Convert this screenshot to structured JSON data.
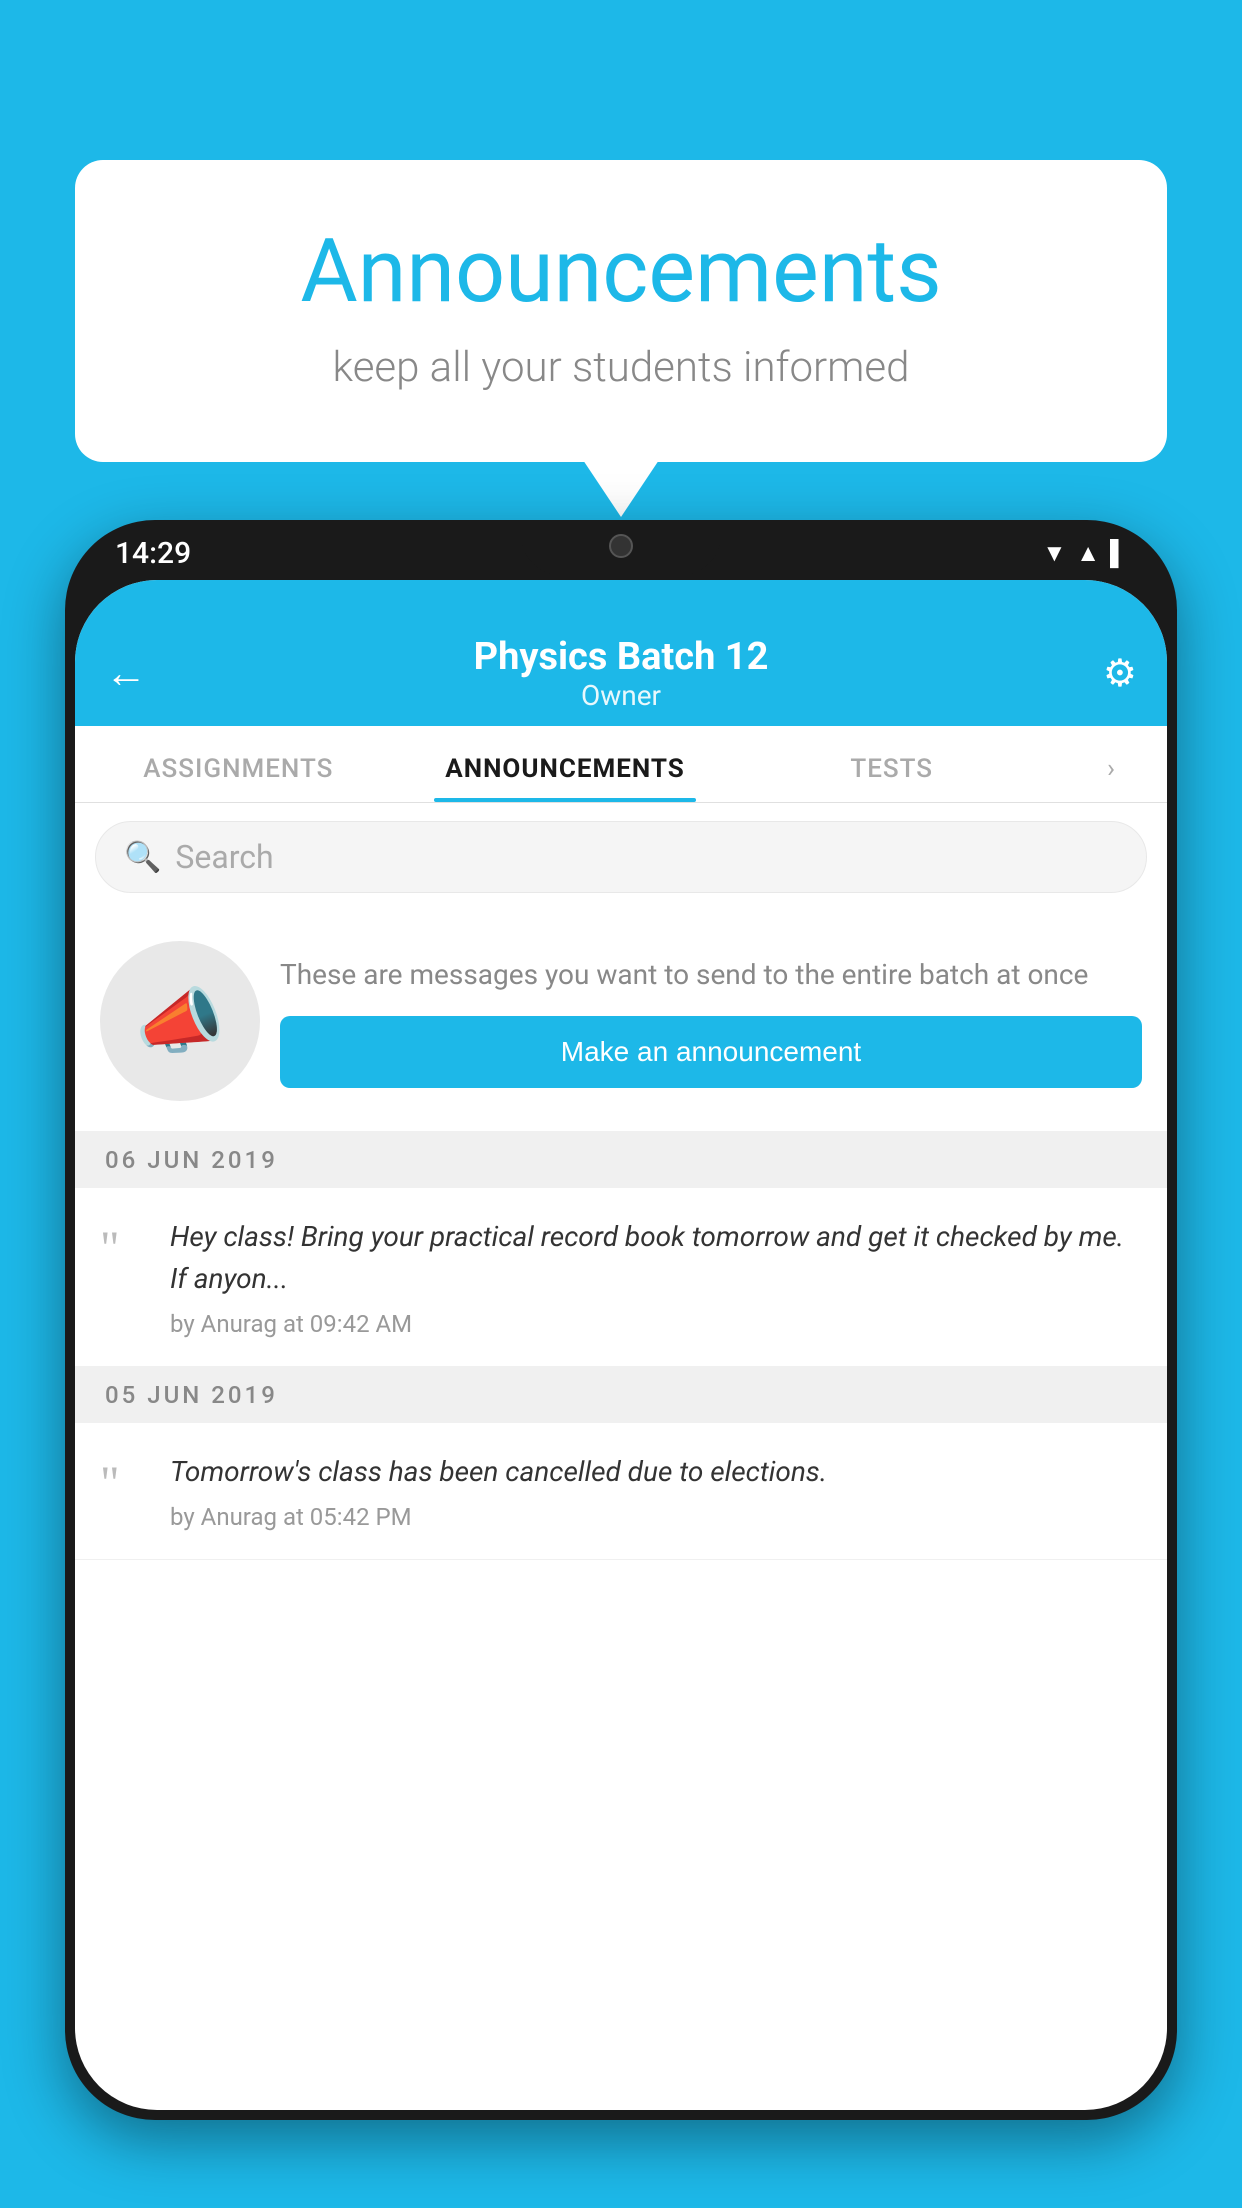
{
  "background_color": "#1DB8E8",
  "speech_bubble": {
    "title": "Announcements",
    "subtitle": "keep all your students informed"
  },
  "phone": {
    "status_bar": {
      "time": "14:29",
      "icons": [
        "▼",
        "▲",
        "▌"
      ]
    },
    "header": {
      "title": "Physics Batch 12",
      "subtitle": "Owner",
      "back_label": "←"
    },
    "tabs": [
      {
        "label": "ASSIGNMENTS",
        "active": false
      },
      {
        "label": "ANNOUNCEMENTS",
        "active": true
      },
      {
        "label": "TESTS",
        "active": false
      }
    ],
    "search": {
      "placeholder": "Search"
    },
    "promo": {
      "description": "These are messages you want to send to the entire batch at once",
      "button_label": "Make an announcement"
    },
    "announcements": [
      {
        "date": "06  JUN  2019",
        "text": "Hey class! Bring your practical record book tomorrow and get it checked by me. If anyon...",
        "author": "by Anurag at 09:42 AM"
      },
      {
        "date": "05  JUN  2019",
        "text": "Tomorrow's class has been cancelled due to elections.",
        "author": "by Anurag at 05:42 PM"
      }
    ]
  }
}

WHAT THE EXERCISE ASKS
Extract the entries in full, exactly as they are, minus the pictures.

CORRECT RESULT
Convert this screenshot to structured JSON data.
{
  "background_color": "#1DB8E8",
  "speech_bubble": {
    "title": "Announcements",
    "subtitle": "keep all your students informed"
  },
  "phone": {
    "status_bar": {
      "time": "14:29",
      "icons": [
        "▼",
        "▲",
        "▌"
      ]
    },
    "header": {
      "title": "Physics Batch 12",
      "subtitle": "Owner",
      "back_label": "←"
    },
    "tabs": [
      {
        "label": "ASSIGNMENTS",
        "active": false
      },
      {
        "label": "ANNOUNCEMENTS",
        "active": true
      },
      {
        "label": "TESTS",
        "active": false
      }
    ],
    "search": {
      "placeholder": "Search"
    },
    "promo": {
      "description": "These are messages you want to send to the entire batch at once",
      "button_label": "Make an announcement"
    },
    "announcements": [
      {
        "date": "06  JUN  2019",
        "text": "Hey class! Bring your practical record book tomorrow and get it checked by me. If anyon...",
        "author": "by Anurag at 09:42 AM"
      },
      {
        "date": "05  JUN  2019",
        "text": "Tomorrow's class has been cancelled due to elections.",
        "author": "by Anurag at 05:42 PM"
      }
    ]
  }
}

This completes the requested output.